(Written task) Extract each line from the entries below that has the string "name" in it.

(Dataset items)
------------------------------------------------------------
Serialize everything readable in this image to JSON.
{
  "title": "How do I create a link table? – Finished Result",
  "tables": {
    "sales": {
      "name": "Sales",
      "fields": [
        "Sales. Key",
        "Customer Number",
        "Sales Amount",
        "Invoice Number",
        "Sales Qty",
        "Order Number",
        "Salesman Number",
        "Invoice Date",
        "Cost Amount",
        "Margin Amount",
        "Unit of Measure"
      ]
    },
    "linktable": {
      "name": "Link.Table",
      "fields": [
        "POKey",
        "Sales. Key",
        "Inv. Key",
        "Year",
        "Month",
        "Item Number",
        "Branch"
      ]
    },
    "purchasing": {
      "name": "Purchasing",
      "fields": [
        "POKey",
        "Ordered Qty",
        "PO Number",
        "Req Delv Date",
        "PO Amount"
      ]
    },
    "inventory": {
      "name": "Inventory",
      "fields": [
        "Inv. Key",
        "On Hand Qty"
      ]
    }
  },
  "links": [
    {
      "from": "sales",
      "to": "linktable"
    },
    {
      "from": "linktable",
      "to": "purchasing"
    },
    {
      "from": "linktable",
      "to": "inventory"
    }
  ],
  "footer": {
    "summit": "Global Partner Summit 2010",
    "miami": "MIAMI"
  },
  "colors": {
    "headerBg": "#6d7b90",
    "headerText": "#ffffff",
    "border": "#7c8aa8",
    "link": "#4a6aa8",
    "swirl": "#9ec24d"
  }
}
------------------------------------------------------------
(Worked solution)
      "name": "Sales",
      "name": "Link.Table",
      "name": "Purchasing",
      "name": "Inventory",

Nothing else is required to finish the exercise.